What to work on:
Rewrite the rows that begin with the line containing "band-bar (20, 288, 324, 352)" and end with the line containing "Detect and localize", both included, as a numbered list. Leave out any blank lines.

Extracted entries:
• • • • • • •

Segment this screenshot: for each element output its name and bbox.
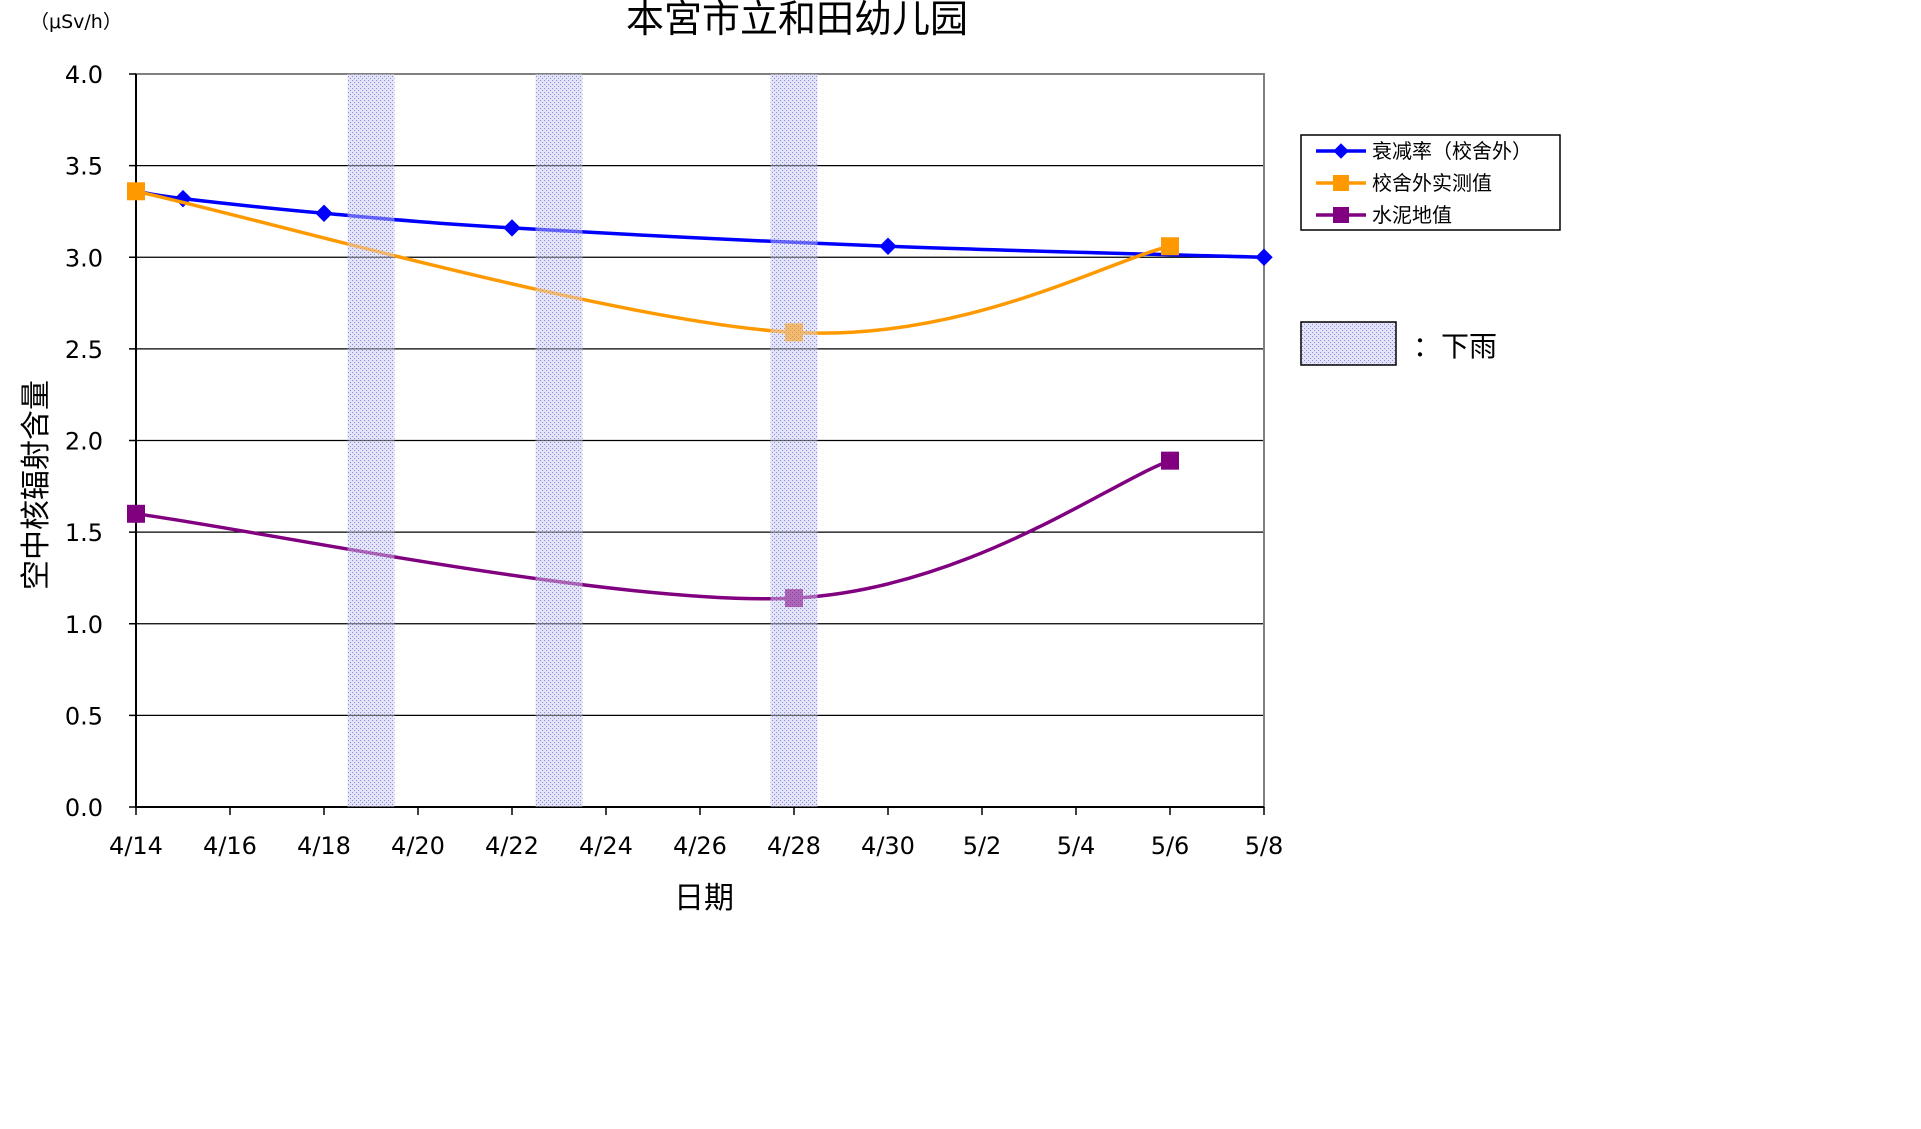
x-axis-title: 日期 — [674, 881, 734, 916]
gridlines — [136, 165, 1264, 716]
x-tick-label-4-30: 4/30 — [861, 832, 915, 860]
x-tick-label-4-24: 4/24 — [579, 832, 633, 860]
x-tick-label-5-4: 5/4 — [1057, 832, 1096, 860]
series-2-point-1 — [127, 182, 145, 201]
y-tick-label-1-5: 1.5 — [65, 519, 103, 547]
legend-marker-1 — [1333, 143, 1349, 159]
y-tick-label-0-5: 0.5 — [65, 702, 103, 730]
rain-overlay-3 — [770, 74, 818, 807]
series-line-3 — [135, 459, 1171, 601]
y-ticks: 0.0 0.5 1.0 1.5 2.0 2.5 3.0 3.5 4.0 — [65, 61, 136, 822]
y-tick-label-3-0: 3.0 — [65, 244, 103, 272]
x-tick-label-4-20: 4/20 — [391, 832, 445, 860]
rain-legend-swatch — [1300, 321, 1397, 366]
legend-label-2: 校舍外实测值 — [1372, 171, 1492, 195]
chart-title: 本宮市立和田幼儿园 — [626, 0, 968, 41]
y-tick-label-0-0: 0.0 — [65, 794, 103, 822]
rain-legend: ：下雨 — [1300, 321, 1497, 366]
series-2-point-3 — [1161, 237, 1179, 256]
x-tick-label-4-16: 4/16 — [203, 832, 257, 860]
y-axis-title: 空中核辐射含量 — [19, 380, 54, 590]
legend-label-3: 水泥地值 — [1372, 203, 1452, 227]
series — [127, 74, 1273, 807]
series-line-1 — [135, 189, 1265, 259]
y-tick-label-2-0: 2.0 — [65, 428, 103, 456]
series-1 — [127, 182, 1273, 266]
rain-overlay-2 — [535, 74, 583, 807]
series-1-point-3 — [315, 204, 333, 222]
legend-label-1: 衰减率（校舍外） — [1372, 139, 1532, 163]
chart: （μSv/h） 本宮市立和田幼儿园 0.0 0.5 1.0 1.5 2.0 2.5 3.0 3… — [19, 0, 1561, 916]
x-tick-label-4-14: 4/14 — [109, 832, 163, 860]
series-1-point-4 — [503, 219, 521, 237]
unit-label: （μSv/h） — [30, 11, 122, 33]
series-1-point-6 — [1255, 248, 1273, 266]
series-2 — [127, 182, 1179, 342]
y-tick-label-2-5: 2.5 — [65, 336, 103, 364]
legend-marker-2 — [1333, 175, 1349, 191]
x-tick-label-4-18: 4/18 — [297, 832, 351, 860]
series-3-point-3 — [1161, 451, 1179, 470]
y-tick-label-1-0: 1.0 — [65, 611, 103, 639]
x-tick-label-4-28: 4/28 — [767, 832, 821, 860]
x-tick-label-4-22: 4/22 — [485, 832, 539, 860]
x-ticks: 4/14 4/16 4/18 4/20 4/22 4/24 4/26 4/28 4/30 5/2 5… — [109, 807, 1283, 860]
rain-overlay-1 — [347, 74, 395, 807]
y-tick-label-4-0: 4.0 — [65, 61, 103, 89]
x-tick-label-5-8: 5/8 — [1245, 832, 1284, 860]
y-tick-label-3-5: 3.5 — [65, 153, 103, 181]
x-tick-label-4-26: 4/26 — [673, 832, 727, 860]
legend-marker-3 — [1333, 207, 1349, 223]
rain-legend-label: ：下雨 — [1413, 330, 1497, 363]
series-3 — [127, 451, 1179, 608]
x-tick-label-5-6: 5/6 — [1151, 832, 1190, 860]
series-3-point-1 — [127, 504, 145, 523]
series-line-2 — [135, 189, 1171, 335]
series-1-point-5 — [879, 237, 897, 255]
x-tick-label-5-2: 5/2 — [963, 832, 1002, 860]
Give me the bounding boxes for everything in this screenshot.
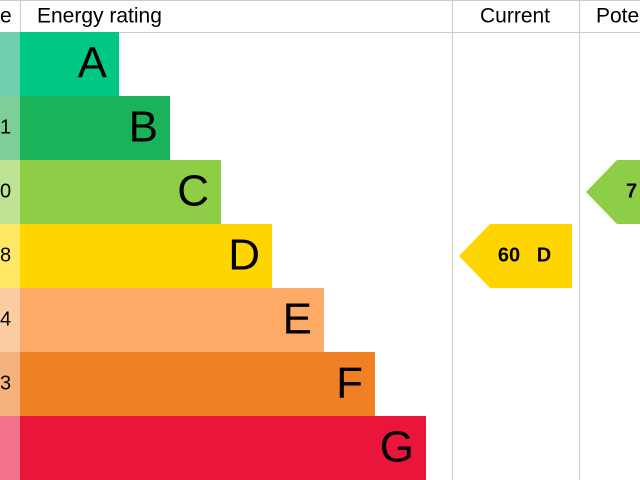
band-bar (20, 288, 324, 352)
score-label: 3 (0, 372, 11, 394)
band-bar (20, 224, 272, 288)
band-bar (20, 160, 221, 224)
score-cell (0, 32, 20, 96)
score-cell (0, 96, 20, 160)
band-letter: D (228, 231, 260, 280)
band-bar (20, 96, 170, 160)
current-arrow (459, 224, 572, 288)
score-label: 4 (0, 308, 11, 330)
band-letter: F (336, 359, 363, 408)
band-letter: G (380, 423, 414, 472)
score-label: 0 (0, 180, 11, 202)
score-cell (0, 352, 20, 416)
band-bar (20, 352, 375, 416)
score-cell (0, 288, 20, 352)
score-cell (0, 160, 20, 224)
score-label: 8 (0, 244, 11, 266)
potential-label: 7 (626, 180, 637, 202)
potential-arrow (586, 160, 640, 224)
current-score: 60 (498, 244, 520, 266)
band-letter: E (283, 295, 312, 344)
score-cell (0, 416, 20, 480)
score-label: 1 (0, 116, 11, 138)
band-letter: C (177, 167, 209, 216)
header-score: e (0, 5, 12, 28)
header-current: Current (480, 5, 550, 28)
band-bar (20, 32, 119, 96)
current-letter: D (537, 244, 551, 266)
band-letter: B (129, 103, 158, 152)
header-potential: Pote (596, 5, 639, 28)
header-rating: Energy rating (37, 5, 162, 28)
score-cell (0, 224, 20, 288)
band-bar (20, 416, 426, 480)
band-letter: A (78, 39, 108, 88)
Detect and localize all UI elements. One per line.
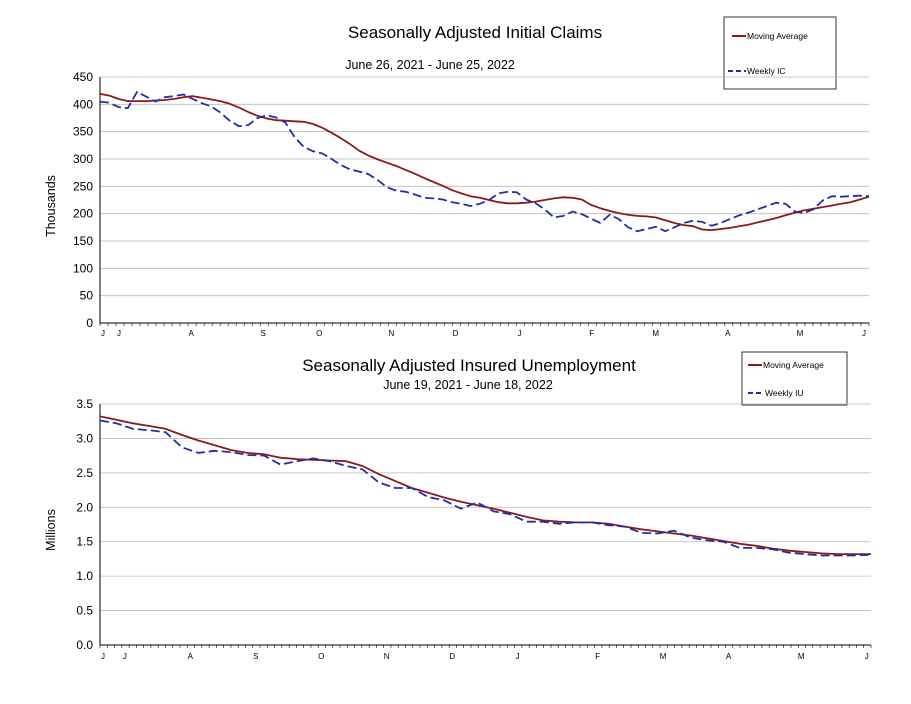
initial-claims-chart: Seasonally Adjusted Initial Claims June …: [44, 16, 870, 338]
y-tick-label: 100: [73, 261, 93, 275]
chart1-plot-area: 0 50 100 150 200 250 300 350 400 450 J J A S O N D J F M A M J: [73, 70, 870, 338]
chart2-title: Seasonally Adjusted Insured Unemployment: [302, 356, 636, 375]
x-tick-label: N: [384, 652, 390, 661]
x-tick-label: F: [589, 329, 594, 338]
x-tick-label: J: [123, 652, 127, 661]
chart1-legend-box: [723, 16, 837, 90]
weekly-ic-series-line: [99, 90, 870, 233]
chart1-legend-label-ma: Moving Average: [747, 31, 808, 41]
x-tick-label: J: [865, 652, 869, 661]
chart2-legend-label-ma: Moving Average: [763, 360, 824, 370]
x-tick-label: M: [797, 329, 804, 338]
x-tick-label: J: [101, 329, 105, 338]
y-tick-label: 3.5: [76, 397, 93, 411]
y-tick-label: 1.5: [76, 535, 93, 549]
y-tick-label: 400: [73, 97, 93, 111]
chart1-y-axis-label: Thousands: [44, 175, 58, 237]
chart1-legend: Moving Average Weekly IC: [723, 16, 837, 90]
x-tick-label: D: [449, 652, 455, 661]
y-tick-label: 200: [73, 207, 93, 221]
y-tick-label: 0: [86, 316, 93, 330]
x-tick-label: A: [725, 329, 731, 338]
x-tick-label: F: [595, 652, 600, 661]
x-tick-label: J: [117, 329, 121, 338]
x-tick-label: J: [101, 652, 105, 661]
chart2-legend: Moving Average Weekly IU: [741, 351, 848, 406]
x-tick-label: A: [726, 652, 732, 661]
chart2-y-axis-label: Millions: [44, 509, 58, 551]
y-tick-label: 300: [73, 152, 93, 166]
y-tick-label: 0.5: [76, 604, 93, 618]
chart1-legend-label-weekly: Weekly IC: [747, 66, 786, 76]
x-tick-label: A: [188, 329, 194, 338]
x-tick-label: O: [316, 329, 322, 338]
y-tick-label: 3.0: [76, 431, 93, 445]
y-tick-label: 50: [80, 289, 94, 303]
chart2-legend-label-weekly: Weekly IU: [765, 388, 804, 398]
insured-unemployment-chart: Seasonally Adjusted Insured Unemployment…: [44, 351, 872, 661]
chart2-legend-box: [741, 351, 848, 406]
y-tick-label: 2.0: [76, 500, 93, 514]
moving-average-series-line: [99, 93, 870, 232]
chart2-subtitle: June 19, 2021 - June 18, 2022: [383, 378, 553, 392]
chart2-plot-area: 0.0 0.5 1.0 1.5 2.0 2.5 3.0 3.5 J J A S O N D J F M A M J: [76, 397, 872, 661]
x-tick-label: J: [862, 329, 866, 338]
x-tick-label: J: [516, 652, 520, 661]
x-tick-label: M: [660, 652, 667, 661]
x-tick-label: S: [253, 652, 258, 661]
x-tick-label: N: [388, 329, 394, 338]
x-tick-label: M: [652, 329, 659, 338]
weekly-iu-series-line: [99, 419, 872, 557]
y-tick-label: 450: [73, 70, 93, 84]
chart1-subtitle: June 26, 2021 - June 25, 2022: [345, 58, 515, 72]
chart1-title: Seasonally Adjusted Initial Claims: [348, 23, 602, 42]
x-tick-label: A: [188, 652, 194, 661]
x-tick-label: S: [261, 329, 266, 338]
y-tick-label: 150: [73, 234, 93, 248]
y-tick-label: 250: [73, 179, 93, 193]
y-tick-label: 1.0: [76, 569, 93, 583]
x-tick-label: J: [518, 329, 522, 338]
x-tick-label: D: [453, 329, 459, 338]
x-tick-label: M: [798, 652, 805, 661]
x-tick-label: O: [318, 652, 324, 661]
moving-average-series-line: [99, 415, 871, 555]
y-tick-label: 2.5: [76, 466, 93, 480]
y-tick-label: 350: [73, 125, 93, 139]
y-tick-label: 0.0: [76, 638, 93, 652]
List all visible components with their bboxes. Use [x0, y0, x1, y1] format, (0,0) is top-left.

• • • • • • •

Correct response:
1. band-bar (20, 288, 324, 352)
2. score-label: 3 (0, 372, 11, 394)
3. band-bar (20, 224, 272, 288)
4. band-bar (20, 160, 221, 224)
5. score-cell (0, 32, 20, 96)
6. score-cell (0, 96, 20, 160)
7. band-letter: D (228, 231, 260, 280)
8. band-bar (20, 96, 170, 160)
9. current-arrow (459, 224, 572, 288)
10. score-label: 4 (0, 308, 11, 330)
11. band-letter: F (336, 359, 363, 408)
12. band-letter: G (380, 423, 414, 472)
13. score-label: 0 (0, 180, 11, 202)
14. score-cell (0, 352, 20, 416)
15. band-bar (20, 352, 375, 416)
16. score-cell (0, 288, 20, 352)
17. score-cell (0, 160, 20, 224)
18. score-label: 8 (0, 244, 11, 266)
19. potential-label: 7 (626, 180, 637, 202)
20. potential-arrow (586, 160, 640, 224)
21. current-score: 60 (498, 244, 520, 266)
22. band-letter: E (283, 295, 312, 344)
23. score-cell (0, 416, 20, 480)
24. score-label: 1 (0, 116, 11, 138)
25. band-letter: C (177, 167, 209, 216)
26. header-score: e (0, 5, 12, 28)
27. header-current: Current (480, 5, 550, 28)
28. band-bar (20, 32, 119, 96)
29. current-letter: D (537, 244, 551, 266)
30. band-letter: B (129, 103, 158, 152)
31. header-potential: Pote (596, 5, 639, 28)
32. header-rating: Energy rating (37, 5, 162, 28)
33. score-cell (0, 224, 20, 288)
34. band-bar (20, 416, 426, 480)
35. band-letter: A (78, 39, 108, 88)
36. Detect and localize all UI elements. One per line.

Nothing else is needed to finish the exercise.